▸ **What is being asked**: Filter the records below for the word "this". Copy each line that holds it.

--*--

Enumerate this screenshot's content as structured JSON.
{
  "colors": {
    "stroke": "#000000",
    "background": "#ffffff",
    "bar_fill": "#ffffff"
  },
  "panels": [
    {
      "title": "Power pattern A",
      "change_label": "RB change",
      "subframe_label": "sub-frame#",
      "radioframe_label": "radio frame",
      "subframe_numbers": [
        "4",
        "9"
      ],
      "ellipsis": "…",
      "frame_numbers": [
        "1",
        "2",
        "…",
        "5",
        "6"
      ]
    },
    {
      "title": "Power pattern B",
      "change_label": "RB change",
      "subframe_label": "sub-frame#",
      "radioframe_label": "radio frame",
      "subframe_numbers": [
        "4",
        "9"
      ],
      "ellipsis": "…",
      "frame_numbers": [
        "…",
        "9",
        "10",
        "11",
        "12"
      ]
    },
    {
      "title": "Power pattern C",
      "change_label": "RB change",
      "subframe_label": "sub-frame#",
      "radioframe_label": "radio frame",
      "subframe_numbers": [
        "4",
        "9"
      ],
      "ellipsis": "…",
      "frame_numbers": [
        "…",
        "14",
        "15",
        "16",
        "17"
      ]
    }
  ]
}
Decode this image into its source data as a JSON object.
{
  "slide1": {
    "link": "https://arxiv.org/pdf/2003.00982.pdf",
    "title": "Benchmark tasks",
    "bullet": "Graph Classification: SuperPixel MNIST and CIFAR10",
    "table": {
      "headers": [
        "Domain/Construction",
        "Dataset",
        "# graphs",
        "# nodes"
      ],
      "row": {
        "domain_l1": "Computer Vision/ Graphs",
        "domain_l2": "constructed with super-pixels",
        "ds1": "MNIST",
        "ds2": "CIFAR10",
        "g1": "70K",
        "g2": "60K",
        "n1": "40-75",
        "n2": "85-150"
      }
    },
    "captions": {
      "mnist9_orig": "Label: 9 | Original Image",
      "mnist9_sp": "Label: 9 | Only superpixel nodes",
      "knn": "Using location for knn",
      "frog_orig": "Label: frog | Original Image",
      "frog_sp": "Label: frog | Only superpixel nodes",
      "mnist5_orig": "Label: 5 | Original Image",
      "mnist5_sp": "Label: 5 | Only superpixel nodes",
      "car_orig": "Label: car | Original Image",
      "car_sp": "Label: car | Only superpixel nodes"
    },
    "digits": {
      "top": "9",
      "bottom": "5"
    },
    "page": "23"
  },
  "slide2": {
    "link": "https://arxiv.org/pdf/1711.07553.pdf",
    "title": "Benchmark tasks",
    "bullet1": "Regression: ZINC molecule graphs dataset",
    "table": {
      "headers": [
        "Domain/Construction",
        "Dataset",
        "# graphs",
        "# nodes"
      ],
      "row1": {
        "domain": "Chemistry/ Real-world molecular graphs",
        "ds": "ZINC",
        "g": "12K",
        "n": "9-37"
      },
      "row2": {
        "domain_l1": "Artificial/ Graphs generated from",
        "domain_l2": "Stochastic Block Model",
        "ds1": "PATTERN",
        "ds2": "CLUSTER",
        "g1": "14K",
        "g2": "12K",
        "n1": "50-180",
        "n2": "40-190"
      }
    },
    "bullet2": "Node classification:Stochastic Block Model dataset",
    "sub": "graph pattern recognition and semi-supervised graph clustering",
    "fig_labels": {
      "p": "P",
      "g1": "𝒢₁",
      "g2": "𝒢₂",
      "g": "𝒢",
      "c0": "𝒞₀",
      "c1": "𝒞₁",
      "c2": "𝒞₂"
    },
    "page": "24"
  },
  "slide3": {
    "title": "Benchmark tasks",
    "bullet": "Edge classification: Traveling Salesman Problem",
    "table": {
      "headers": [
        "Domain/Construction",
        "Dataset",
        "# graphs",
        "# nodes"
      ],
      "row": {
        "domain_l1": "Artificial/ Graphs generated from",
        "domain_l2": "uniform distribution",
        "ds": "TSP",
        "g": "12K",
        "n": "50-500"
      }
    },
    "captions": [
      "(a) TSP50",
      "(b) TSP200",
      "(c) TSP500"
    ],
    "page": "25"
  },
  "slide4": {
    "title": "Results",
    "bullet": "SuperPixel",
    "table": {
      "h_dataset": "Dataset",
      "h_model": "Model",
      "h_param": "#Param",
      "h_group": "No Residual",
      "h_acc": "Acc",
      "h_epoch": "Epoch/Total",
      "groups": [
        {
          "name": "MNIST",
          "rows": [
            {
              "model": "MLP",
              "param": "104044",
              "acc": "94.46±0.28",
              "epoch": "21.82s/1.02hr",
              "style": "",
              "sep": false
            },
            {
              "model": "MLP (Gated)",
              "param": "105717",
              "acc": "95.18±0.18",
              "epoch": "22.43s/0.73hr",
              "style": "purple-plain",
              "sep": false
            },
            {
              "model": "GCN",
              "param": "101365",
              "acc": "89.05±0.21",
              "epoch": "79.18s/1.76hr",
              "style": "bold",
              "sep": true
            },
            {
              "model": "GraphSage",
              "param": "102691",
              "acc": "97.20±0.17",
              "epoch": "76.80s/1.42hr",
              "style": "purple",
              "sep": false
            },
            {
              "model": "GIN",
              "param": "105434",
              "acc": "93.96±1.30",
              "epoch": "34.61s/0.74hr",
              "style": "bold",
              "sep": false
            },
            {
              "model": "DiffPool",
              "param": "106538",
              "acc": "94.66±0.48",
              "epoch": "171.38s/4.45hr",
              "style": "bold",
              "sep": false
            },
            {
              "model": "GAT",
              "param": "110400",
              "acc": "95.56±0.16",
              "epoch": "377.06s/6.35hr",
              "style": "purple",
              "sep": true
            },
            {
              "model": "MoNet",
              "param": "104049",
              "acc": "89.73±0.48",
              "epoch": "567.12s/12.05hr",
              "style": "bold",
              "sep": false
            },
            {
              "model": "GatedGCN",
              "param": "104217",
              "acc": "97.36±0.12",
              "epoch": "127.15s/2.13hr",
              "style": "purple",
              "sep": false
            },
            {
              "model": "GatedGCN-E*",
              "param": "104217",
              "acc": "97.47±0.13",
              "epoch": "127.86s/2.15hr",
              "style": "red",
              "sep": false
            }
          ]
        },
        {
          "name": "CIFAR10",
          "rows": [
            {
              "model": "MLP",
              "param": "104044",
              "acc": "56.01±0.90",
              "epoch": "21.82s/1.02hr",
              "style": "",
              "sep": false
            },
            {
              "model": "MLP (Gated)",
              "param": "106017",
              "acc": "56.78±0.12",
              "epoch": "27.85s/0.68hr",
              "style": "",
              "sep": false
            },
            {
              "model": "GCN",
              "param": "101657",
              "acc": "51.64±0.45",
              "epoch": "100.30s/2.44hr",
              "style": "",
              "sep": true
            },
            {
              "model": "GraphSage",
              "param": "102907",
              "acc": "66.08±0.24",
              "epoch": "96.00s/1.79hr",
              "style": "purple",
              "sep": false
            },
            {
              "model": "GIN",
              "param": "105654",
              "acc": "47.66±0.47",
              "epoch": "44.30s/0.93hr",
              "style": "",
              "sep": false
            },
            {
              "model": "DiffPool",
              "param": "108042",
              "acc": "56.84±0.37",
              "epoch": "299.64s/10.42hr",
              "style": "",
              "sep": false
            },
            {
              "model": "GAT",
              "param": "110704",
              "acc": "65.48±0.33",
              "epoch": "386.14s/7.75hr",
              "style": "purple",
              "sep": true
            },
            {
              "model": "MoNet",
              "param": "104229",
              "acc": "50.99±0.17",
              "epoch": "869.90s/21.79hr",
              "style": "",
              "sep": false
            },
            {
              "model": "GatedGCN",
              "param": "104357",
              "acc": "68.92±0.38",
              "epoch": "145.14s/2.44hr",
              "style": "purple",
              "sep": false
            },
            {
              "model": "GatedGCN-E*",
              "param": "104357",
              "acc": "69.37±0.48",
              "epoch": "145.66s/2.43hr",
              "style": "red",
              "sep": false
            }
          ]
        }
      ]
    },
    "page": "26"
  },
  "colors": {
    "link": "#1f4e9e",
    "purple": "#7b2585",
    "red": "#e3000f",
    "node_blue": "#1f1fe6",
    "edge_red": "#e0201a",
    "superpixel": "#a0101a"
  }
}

--*--

▸ **Solution to the problem**:
Enumerate this screenshot's content as structured JSON.
Decode this image into its source data as a JSON object.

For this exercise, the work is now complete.